課題文
.....

歯科経営者に聴く - 浩昭会 長谷川浩之理事長

歯科経営者に聴く ~第一線で活躍する院長から学ぶ~

医療法人社団浩昭会 長谷川浩之 理事長

天王洲郵船ビル

医療法人社団浩昭会 PCP丸の内デンタルクリニック、天王洲郵船ビル歯科クリニックはともに駅より徒歩数分の距離にあり、どちらもビジネス街の中心に位置している。特に天王洲は近年積極的に再開発が実施された地域であり、有力大手企業が数多く入居する真新しい超高層ビルが林立し、多くのビジネスマンが働いている。そんな2つのエリアで、虫歯・歯周病の治療、インプラント、口腔衛生指導、矯正相談などを行う歯科クリニックを経営しながら、インプラントでは画期的なオステオプッシャーを推進し、歯周内科治療についても積極的に啓蒙活動を行っている長谷川浩之理事長にお話を伺った。

.....

歯科経営者への取材を扱った課題文から、「医療法人社団浩昭会 長谷川浩之 理事長」を含む語句で始まり「川浩之理事長にお話を伺った。」で終わる部分を、一字一句変えずに引用してください。 項目の内容は課題文とは関係ありません。

.....

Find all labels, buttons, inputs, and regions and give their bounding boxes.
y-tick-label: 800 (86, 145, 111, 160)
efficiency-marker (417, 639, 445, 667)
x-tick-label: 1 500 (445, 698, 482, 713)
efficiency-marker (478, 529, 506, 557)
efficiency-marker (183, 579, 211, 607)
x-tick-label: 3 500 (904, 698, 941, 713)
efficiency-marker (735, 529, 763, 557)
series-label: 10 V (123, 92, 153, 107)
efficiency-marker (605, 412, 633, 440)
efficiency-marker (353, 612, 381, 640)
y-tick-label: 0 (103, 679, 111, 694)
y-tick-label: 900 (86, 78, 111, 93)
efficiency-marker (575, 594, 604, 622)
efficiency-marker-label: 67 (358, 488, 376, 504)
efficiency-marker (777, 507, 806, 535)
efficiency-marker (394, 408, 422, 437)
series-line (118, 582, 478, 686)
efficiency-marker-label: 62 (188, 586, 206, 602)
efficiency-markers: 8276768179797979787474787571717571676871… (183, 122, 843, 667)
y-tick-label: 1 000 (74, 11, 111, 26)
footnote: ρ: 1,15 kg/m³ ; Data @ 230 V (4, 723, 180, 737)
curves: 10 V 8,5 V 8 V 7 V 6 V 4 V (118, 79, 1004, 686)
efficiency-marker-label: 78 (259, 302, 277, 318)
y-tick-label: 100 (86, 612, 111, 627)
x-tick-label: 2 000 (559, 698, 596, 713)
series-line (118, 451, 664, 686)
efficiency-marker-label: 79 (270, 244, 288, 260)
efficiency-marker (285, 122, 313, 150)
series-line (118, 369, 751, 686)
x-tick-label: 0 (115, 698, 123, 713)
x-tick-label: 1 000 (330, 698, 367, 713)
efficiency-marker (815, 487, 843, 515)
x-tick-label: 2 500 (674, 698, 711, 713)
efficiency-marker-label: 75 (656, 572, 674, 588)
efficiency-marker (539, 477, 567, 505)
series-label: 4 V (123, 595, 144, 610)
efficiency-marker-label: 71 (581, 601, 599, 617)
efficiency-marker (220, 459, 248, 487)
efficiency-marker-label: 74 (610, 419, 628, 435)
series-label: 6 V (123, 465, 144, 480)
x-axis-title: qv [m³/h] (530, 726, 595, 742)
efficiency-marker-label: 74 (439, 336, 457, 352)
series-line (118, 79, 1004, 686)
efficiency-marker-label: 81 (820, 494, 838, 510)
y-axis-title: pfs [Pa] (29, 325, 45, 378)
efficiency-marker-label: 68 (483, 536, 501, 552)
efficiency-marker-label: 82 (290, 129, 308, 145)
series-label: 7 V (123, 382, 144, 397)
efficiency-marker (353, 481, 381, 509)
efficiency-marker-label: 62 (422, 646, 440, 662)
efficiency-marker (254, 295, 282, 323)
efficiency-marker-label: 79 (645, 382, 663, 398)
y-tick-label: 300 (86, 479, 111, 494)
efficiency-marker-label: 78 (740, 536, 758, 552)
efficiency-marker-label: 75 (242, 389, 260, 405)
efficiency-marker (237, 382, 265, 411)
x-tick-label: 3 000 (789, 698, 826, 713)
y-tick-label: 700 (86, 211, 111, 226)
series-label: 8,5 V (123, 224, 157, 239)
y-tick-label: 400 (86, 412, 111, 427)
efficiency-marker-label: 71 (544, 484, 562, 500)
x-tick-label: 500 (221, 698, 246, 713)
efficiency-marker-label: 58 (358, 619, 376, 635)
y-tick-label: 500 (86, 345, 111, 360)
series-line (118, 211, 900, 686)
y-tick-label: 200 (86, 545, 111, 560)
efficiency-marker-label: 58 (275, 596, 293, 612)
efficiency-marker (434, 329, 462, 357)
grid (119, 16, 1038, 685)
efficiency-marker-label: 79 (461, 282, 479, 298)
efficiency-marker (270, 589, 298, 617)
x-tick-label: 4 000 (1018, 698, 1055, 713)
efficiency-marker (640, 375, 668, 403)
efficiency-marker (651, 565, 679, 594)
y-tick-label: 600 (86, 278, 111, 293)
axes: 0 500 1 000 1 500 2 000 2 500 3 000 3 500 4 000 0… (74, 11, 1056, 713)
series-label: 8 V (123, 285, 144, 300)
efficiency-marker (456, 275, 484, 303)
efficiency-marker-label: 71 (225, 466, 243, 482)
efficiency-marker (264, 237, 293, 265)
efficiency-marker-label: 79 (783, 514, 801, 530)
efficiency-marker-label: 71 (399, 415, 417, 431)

.....

解答
医療法人社団浩昭会 長谷川浩之 理事長

天王洲郵船ビル

医療法人社団浩昭会 PCP丸の内デンタルクリニック、天王洲郵船ビル歯科クリニックはともに駅より徒歩数分の距離にあり、どちらもビジネス街の中心に位置している。特に天王洲は近年積極的に再開発が実施された地域であり、有力大手企業が数多く入居する真新しい超高層ビルが林立し、多くのビジネスマンが働いている。そんな2つのエリアで、虫歯・歯周病の治療、インプラント、口腔衛生指導、矯正相談などを行う歯科クリニックを経営しながら、インプラントでは画期的なオステオプッシャーを推進し、歯周内科治療についても積極的に啓蒙活動を行っている長谷川浩之理事長にお話を伺った。